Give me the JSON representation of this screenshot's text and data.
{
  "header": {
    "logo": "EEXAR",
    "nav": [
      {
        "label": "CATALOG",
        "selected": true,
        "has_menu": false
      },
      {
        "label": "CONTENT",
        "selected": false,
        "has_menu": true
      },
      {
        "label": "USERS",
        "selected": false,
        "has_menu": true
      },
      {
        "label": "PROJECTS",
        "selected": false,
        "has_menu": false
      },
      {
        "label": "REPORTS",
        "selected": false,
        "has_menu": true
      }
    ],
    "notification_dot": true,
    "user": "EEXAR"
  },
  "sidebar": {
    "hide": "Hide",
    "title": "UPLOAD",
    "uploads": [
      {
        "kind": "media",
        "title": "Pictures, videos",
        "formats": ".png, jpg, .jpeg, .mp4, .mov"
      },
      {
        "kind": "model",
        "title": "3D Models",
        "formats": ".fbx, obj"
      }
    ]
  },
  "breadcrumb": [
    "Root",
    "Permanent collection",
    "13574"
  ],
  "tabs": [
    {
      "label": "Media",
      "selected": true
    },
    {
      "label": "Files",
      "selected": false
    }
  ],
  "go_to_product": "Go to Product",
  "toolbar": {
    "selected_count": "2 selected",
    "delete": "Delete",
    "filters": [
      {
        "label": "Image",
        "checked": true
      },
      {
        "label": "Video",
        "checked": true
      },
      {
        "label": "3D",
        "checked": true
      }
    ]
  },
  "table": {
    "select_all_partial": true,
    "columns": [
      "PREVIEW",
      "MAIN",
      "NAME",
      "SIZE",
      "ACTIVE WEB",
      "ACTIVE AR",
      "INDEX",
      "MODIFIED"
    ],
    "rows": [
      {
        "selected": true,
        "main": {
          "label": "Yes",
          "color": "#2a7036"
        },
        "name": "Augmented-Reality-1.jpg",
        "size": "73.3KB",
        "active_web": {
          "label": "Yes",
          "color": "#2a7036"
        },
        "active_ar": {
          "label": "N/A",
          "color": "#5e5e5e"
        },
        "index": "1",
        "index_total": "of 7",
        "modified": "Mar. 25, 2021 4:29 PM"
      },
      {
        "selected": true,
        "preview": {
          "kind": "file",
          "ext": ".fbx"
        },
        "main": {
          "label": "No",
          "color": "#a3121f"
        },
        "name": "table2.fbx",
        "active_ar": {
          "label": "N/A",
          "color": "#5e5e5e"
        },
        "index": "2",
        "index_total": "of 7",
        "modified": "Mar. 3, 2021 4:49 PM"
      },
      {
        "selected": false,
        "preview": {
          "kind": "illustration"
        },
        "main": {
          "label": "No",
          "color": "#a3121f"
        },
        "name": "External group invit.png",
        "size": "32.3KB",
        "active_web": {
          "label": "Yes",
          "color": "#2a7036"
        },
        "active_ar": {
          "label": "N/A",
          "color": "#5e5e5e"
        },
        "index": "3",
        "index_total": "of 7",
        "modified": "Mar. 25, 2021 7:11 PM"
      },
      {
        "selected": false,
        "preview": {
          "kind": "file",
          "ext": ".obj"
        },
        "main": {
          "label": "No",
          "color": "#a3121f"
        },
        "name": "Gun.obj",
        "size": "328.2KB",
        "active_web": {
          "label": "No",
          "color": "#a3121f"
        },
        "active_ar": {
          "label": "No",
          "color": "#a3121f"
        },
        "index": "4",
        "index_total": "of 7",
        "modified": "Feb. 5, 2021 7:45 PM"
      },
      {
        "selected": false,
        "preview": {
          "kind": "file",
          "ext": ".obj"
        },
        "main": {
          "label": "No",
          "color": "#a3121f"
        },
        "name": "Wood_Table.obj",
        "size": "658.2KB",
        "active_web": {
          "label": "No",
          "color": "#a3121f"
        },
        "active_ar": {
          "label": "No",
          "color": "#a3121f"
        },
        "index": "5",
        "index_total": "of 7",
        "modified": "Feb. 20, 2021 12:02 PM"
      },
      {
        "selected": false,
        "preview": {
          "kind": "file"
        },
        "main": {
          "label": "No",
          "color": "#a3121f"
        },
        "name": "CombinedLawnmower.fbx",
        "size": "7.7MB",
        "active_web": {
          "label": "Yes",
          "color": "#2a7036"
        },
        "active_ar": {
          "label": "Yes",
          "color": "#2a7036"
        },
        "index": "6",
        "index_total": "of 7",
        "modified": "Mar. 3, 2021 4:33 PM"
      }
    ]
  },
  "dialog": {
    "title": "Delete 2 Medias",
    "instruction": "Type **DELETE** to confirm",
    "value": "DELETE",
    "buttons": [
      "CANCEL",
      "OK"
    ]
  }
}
=-=-=
- [SET PROBLEM]:
Exactly reproduce every line found in the records.

- [ANSWER TO THE EXERCISE]:
Give me the JSON representation of this screenshot's text and data.
{
  "header": {
    "logo": "EEXAR",
    "nav": [
      {
        "label": "CATALOG",
        "selected": true,
        "has_menu": false
      },
      {
        "label": "CONTENT",
        "selected": false,
        "has_menu": true
      },
      {
        "label": "USERS",
        "selected": false,
        "has_menu": true
      },
      {
        "label": "PROJECTS",
        "selected": false,
        "has_menu": false
      },
      {
        "label": "REPORTS",
        "selected": false,
        "has_menu": true
      }
    ],
    "notification_dot": true,
    "user": "EEXAR"
  },
  "sidebar": {
    "hide": "Hide",
    "title": "UPLOAD",
    "uploads": [
      {
        "kind": "media",
        "title": "Pictures, videos",
        "formats": ".png, jpg, .jpeg, .mp4, .mov"
      },
      {
        "kind": "model",
        "title": "3D Models",
        "formats": ".fbx, obj"
      }
    ]
  },
  "breadcrumb": [
    "Root",
    "Permanent collection",
    "13574"
  ],
  "tabs": [
    {
      "label": "Media",
      "selected": true
    },
    {
      "label": "Files",
      "selected": false
    }
  ],
  "go_to_product": "Go to Product",
  "toolbar": {
    "selected_count": "2 selected",
    "delete": "Delete",
    "filters": [
      {
        "label": "Image",
        "checked": true
      },
      {
        "label": "Video",
        "checked": true
      },
      {
        "label": "3D",
        "checked": true
      }
    ]
  },
  "table": {
    "select_all_partial": true,
    "columns": [
      "PREVIEW",
      "MAIN",
      "NAME",
      "SIZE",
      "ACTIVE WEB",
      "ACTIVE AR",
      "INDEX",
      "MODIFIED"
    ],
    "rows": [
      {
        "selected": true,
        "main": {
          "label": "Yes",
          "color": "#2a7036"
        },
        "name": "Augmented-Reality-1.jpg",
        "size": "73.3KB",
        "active_web": {
          "label": "Yes",
          "color": "#2a7036"
        },
        "active_ar": {
          "label": "N/A",
          "color": "#5e5e5e"
        },
        "index": "1",
        "index_total": "of 7",
        "modified": "Mar. 25, 2021 4:29 PM"
      },
      {
        "selected": true,
        "preview": {
          "kind": "file",
          "ext": ".fbx"
        },
        "main": {
          "label": "No",
          "color": "#a3121f"
        },
        "name": "table2.fbx",
        "active_ar": {
          "label": "N/A",
          "color": "#5e5e5e"
        },
        "index": "2",
        "index_total": "of 7",
        "modified": "Mar. 3, 2021 4:49 PM"
      },
      {
        "selected": false,
        "preview": {
          "kind": "illustration"
        },
        "main": {
          "label": "No",
          "color": "#a3121f"
        },
        "name": "External group invit.png",
        "size": "32.3KB",
        "active_web": {
          "label": "Yes",
          "color": "#2a7036"
        },
        "active_ar": {
          "label": "N/A",
          "color": "#5e5e5e"
        },
        "index": "3",
        "index_total": "of 7",
        "modified": "Mar. 25, 2021 7:11 PM"
      },
      {
        "selected": false,
        "preview": {
          "kind": "file",
          "ext": ".obj"
        },
        "main": {
          "label": "No",
          "color": "#a3121f"
        },
        "name": "Gun.obj",
        "size": "328.2KB",
        "active_web": {
          "label": "No",
          "color": "#a3121f"
        },
        "active_ar": {
          "label": "No",
          "color": "#a3121f"
        },
        "index": "4",
        "index_total": "of 7",
        "modified": "Feb. 5, 2021 7:45 PM"
      },
      {
        "selected": false,
        "preview": {
          "kind": "file",
          "ext": ".obj"
        },
        "main": {
          "label": "No",
          "color": "#a3121f"
        },
        "name": "Wood_Table.obj",
        "size": "658.2KB",
        "active_web": {
          "label": "No",
          "color": "#a3121f"
        },
        "active_ar": {
          "label": "No",
          "color": "#a3121f"
        },
        "index": "5",
        "index_total": "of 7",
        "modified": "Feb. 20, 2021 12:02 PM"
      },
      {
        "selected": false,
        "preview": {
          "kind": "file"
        },
        "main": {
          "label": "No",
          "color": "#a3121f"
        },
        "name": "CombinedLawnmower.fbx",
        "size": "7.7MB",
        "active_web": {
          "label": "Yes",
          "color": "#2a7036"
        },
        "active_ar": {
          "label": "Yes",
          "color": "#2a7036"
        },
        "index": "6",
        "index_total": "of 7",
        "modified": "Mar. 3, 2021 4:33 PM"
      }
    ]
  },
  "dialog": {
    "title": "Delete 2 Medias",
    "instruction": "Type **DELETE** to confirm",
    "value": "DELETE",
    "buttons": [
      "CANCEL",
      "OK"
    ]
  }
}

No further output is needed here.